● Texte de l'exercice

========

La souffrance au quotidien

La situation de souffrance du personnel hospitalier prend alors de multiples formes : épuisement physique dû au non-respect de la réglementation du temps de travail, souffrance éthique due à la sensation de mal faire son travail, ce qui signifie en milieu hospitalier, être maltraitant.

Ainsi, c’est une explosion silencieuse que l’on observe derrière la façade des services « qui tournent bien » : démissions, requalifications, accidents de travail, maladies professionnelles, épuisements professionnels, burn-out allant même jusqu’au suicide. Fort heureusement, les résistances collectives ne sont pas absentes. Il faut citer notamment les services des urgences de Rangueil et les urgences psychiatriques du CHU en grève illimitée respectivement depuis le 20 mai et le 12 juillet 2011, contre les symptômes de l’Hôpital Entreprise.

========

● Extraits de données

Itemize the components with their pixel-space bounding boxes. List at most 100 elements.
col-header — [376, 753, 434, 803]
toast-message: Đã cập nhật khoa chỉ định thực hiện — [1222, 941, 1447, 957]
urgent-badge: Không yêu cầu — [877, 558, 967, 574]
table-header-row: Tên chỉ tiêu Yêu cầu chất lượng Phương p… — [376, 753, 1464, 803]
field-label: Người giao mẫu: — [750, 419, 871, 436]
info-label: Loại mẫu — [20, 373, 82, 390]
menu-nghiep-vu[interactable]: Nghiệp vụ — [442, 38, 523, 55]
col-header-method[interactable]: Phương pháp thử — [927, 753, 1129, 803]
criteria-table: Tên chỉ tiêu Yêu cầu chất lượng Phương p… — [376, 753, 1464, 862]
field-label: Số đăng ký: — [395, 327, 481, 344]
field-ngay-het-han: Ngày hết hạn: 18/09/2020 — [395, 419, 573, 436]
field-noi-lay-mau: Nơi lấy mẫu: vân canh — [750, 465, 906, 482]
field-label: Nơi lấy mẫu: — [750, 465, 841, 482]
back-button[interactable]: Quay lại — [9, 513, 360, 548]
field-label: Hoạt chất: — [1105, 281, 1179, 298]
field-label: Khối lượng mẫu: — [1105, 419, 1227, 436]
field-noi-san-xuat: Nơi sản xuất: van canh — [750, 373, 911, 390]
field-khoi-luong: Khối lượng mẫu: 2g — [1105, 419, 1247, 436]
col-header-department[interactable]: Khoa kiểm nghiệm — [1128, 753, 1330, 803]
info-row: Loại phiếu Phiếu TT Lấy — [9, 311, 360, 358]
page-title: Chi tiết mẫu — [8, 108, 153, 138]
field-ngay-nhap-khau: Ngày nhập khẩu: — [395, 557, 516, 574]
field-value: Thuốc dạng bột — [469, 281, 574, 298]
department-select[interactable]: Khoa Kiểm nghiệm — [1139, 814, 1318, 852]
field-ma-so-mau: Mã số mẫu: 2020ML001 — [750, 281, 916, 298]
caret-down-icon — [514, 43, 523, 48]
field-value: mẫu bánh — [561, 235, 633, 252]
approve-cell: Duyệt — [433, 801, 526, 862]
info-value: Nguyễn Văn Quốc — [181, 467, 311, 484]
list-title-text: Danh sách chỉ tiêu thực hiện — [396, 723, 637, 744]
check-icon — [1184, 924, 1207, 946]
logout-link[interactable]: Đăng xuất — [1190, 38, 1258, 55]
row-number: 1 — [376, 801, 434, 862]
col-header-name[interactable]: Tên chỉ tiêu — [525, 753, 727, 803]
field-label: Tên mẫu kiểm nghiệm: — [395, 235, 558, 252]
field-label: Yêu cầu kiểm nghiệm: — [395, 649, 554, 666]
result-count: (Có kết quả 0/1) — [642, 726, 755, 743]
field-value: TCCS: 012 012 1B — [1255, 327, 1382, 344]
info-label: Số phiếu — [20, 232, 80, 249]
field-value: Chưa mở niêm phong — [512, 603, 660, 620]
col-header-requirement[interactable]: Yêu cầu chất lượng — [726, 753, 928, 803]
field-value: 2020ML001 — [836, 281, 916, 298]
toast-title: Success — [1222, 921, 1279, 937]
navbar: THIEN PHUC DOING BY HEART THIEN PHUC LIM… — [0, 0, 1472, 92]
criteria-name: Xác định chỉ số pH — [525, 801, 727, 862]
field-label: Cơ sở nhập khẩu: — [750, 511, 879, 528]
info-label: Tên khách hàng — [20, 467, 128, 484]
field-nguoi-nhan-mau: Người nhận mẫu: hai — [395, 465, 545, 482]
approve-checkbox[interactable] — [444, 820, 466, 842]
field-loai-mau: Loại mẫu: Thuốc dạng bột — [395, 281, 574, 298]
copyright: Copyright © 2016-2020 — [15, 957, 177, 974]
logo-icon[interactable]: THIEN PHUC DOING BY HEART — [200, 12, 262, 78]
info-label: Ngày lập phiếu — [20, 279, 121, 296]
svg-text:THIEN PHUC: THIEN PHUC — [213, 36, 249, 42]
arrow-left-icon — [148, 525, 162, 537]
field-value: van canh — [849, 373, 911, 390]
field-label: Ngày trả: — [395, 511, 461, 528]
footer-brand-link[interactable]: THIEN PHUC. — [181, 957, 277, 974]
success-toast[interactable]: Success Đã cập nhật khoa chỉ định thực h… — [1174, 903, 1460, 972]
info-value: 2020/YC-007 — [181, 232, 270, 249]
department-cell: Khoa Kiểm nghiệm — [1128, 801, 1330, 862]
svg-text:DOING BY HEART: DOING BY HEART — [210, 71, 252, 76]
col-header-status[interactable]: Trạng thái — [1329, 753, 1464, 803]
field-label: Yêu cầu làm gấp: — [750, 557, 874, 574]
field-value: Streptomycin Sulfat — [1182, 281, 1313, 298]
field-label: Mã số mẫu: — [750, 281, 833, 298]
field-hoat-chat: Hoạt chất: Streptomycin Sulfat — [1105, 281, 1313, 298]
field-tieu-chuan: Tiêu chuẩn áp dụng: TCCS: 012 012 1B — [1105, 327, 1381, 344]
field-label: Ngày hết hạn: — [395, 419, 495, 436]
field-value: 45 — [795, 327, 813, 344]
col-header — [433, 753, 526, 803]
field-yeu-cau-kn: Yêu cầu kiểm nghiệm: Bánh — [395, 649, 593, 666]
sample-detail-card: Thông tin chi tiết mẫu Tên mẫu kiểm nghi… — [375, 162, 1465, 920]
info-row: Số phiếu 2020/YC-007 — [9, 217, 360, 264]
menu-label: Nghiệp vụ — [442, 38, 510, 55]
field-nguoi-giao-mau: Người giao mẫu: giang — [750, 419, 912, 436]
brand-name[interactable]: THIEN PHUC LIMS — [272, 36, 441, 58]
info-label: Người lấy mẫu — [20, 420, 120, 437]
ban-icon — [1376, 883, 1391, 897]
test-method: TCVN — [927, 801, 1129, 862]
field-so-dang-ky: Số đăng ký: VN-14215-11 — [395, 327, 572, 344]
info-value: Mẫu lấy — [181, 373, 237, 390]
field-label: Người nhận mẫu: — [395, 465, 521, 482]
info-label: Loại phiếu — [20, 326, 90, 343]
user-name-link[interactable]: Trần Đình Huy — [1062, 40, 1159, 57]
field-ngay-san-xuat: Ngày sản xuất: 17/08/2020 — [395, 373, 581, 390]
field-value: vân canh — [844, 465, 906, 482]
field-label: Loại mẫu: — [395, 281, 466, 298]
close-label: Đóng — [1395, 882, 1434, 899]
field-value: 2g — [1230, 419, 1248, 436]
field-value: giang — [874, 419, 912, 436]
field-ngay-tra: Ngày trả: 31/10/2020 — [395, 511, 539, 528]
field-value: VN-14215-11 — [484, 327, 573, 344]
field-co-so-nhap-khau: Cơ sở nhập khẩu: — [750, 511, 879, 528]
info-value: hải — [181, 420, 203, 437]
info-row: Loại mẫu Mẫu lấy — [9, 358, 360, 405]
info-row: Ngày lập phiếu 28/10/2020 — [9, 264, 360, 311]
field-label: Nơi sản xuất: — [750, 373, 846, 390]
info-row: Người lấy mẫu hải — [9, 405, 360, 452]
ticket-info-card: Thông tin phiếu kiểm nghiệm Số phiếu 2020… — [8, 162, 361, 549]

========

Dans le texte sur la souffrance du personnel hospitalier, recopiez s'il vous plaît le passage qui commence par « Ainsi, c’est une » et se termine par « de l’Hôpital Entreprise. », en renommant « explosion silencieuse » en « crise silencieuse ».

● Résultat ci-dessous
Ainsi, c’est une crise silencieuse que l’on observe derrière la façade des services « qui tournent bien » : démissions, requalifications, accidents de travail, maladies professionnelles, épuisements professionnels, burn-out allant même jusqu’au suicide. Fort heureusement, les résistances collectives ne sont pas absentes. Il faut citer notamment les services des urgences de Rangueil et les urgences psychiatriques du CHU en grève illimitée respectivement depuis le 20 mai et le 12 juillet 2011, contre les symptômes de l’Hôpital Entreprise.